Pauline and Richard, I'll bet when you started this Carms FHS, you had no idea what
impact it would have on your subscribers.
Not only has it aided so many in finding their ancestry but it has encouraged folk to
learn about their native countries.
The interest that is being shown on the "Rebecca Riots", "Death-Ray"
Griswold-Mathews and the renewed interest in Welsh history and literature, i.e. Mr.
Cordell's trilogy are cases in point, not to mention those inspired to photograph
their home towns before the "old" in knocked down to make way for the
"new"..
Someone's mention of a cooper got me thinking about kegs, barrels and casks.
It must take remarkable skill to make a wooden barrel, since each stave must be of the
exact length, cut so that the middle is wider that the ends, be an exact duplicate of all
others which comprise a barrel and ALL must be bent along the same arc.
Unless all these conditions are met you end up with box or a barrel whose components are
so out of line that it won't hold anything.
Barrels were as important as pallets and cartons are today. Every important store aboard a
ship was kept in a cask, flour, water, food, nails,rum, since they were the only
containers which could keep out rats. The same was true for warehouses and stores. The
"pickel and "cracker" barrels are the very essence of homey Americana.
But barrels were more than storage units they were also self-contained transportation.
Each filled keg, barrel and cask could weigh more than a strong man could lift but
because of it's shape it need not be lifted, it could be rolled. Add the skill of the
iron workers who mad the bands holding it all together and the common barrel is really a
functional work of art. When the barrel was no longer useful, the staves provided firewook
and the hoops provided a free toy which small boys would roll along the street, keeping it
rolling and determining its direction by hitting it with a stick.

» **ENTRIES SUPPLIED**
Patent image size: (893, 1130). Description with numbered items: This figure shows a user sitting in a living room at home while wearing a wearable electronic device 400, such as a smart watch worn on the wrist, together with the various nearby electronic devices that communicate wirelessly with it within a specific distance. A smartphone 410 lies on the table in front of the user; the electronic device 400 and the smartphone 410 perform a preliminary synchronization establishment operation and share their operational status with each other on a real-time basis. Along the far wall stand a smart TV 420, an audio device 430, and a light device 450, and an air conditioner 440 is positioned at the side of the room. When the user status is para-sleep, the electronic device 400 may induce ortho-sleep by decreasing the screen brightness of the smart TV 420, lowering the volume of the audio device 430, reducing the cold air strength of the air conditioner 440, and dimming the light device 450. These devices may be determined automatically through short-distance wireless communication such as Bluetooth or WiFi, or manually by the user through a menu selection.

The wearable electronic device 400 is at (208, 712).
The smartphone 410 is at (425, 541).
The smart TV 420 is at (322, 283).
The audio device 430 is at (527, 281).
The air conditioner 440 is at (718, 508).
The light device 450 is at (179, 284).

--

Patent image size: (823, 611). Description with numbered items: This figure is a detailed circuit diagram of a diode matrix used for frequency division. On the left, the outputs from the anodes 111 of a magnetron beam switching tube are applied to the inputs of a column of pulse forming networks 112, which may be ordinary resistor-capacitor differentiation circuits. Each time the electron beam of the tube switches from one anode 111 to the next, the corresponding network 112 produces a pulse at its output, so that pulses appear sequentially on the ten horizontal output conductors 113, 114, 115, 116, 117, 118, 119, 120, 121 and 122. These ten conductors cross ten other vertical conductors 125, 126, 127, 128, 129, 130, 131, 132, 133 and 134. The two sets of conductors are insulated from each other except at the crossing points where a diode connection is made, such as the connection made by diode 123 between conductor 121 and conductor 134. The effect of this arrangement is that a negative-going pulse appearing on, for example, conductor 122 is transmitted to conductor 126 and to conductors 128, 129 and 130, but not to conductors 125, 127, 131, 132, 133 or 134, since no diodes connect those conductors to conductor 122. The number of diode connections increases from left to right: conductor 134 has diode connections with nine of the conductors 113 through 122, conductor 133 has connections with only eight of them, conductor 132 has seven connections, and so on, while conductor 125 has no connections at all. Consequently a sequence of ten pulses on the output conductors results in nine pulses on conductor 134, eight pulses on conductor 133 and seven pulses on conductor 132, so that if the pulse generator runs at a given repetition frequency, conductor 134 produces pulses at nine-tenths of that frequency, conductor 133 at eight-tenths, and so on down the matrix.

» **WHAT IS ASKED**
1. In the passage on barrels, why were important stores aboard a ship kept in casks? Answer in one to three sentences.
2. Print the entry lines between the line holding "Patent image size: (893, 1130)." and the line holding "The air conditioner 440 is at (718, 508).", inclusive.

» **RESPONSES FOR EACH TASK**
1. Casks were the only containers that could keep out rats. That is why flour, water, food, nails, and rum were stored in them aboard ship.

2.
Patent image size: (893, 1130). Description with numbered items: This figure shows a user sitting in a living room at home while wearing a wearable electronic device 400, such as a smart watch worn on the wrist, together with the various nearby electronic devices that communicate wirelessly with it within a specific distance. A smartphone 410 lies on the table in front of the user; the electronic device 400 and the smartphone 410 perform a preliminary synchronization establishment operation and share their operational status with each other on a real-time basis. Along the far wall stand a smart TV 420, an audio device 430, and a light device 450, and an air conditioner 440 is positioned at the side of the room. When the user status is para-sleep, the electronic device 400 may induce ortho-sleep by decreasing the screen brightness of the smart TV 420, lowering the volume of the audio device 430, reducing the cold air strength of the air conditioner 440, and dimming the light device 450. These devices may be determined automatically through short-distance wireless communication such as Bluetooth or WiFi, or manually by the user through a menu selection.

The wearable electronic device 400 is at (208, 712).
The smartphone 410 is at (425, 541).
The smart TV 420 is at (322, 283).
The audio device 430 is at (527, 281).
The air conditioner 440 is at (718, 508).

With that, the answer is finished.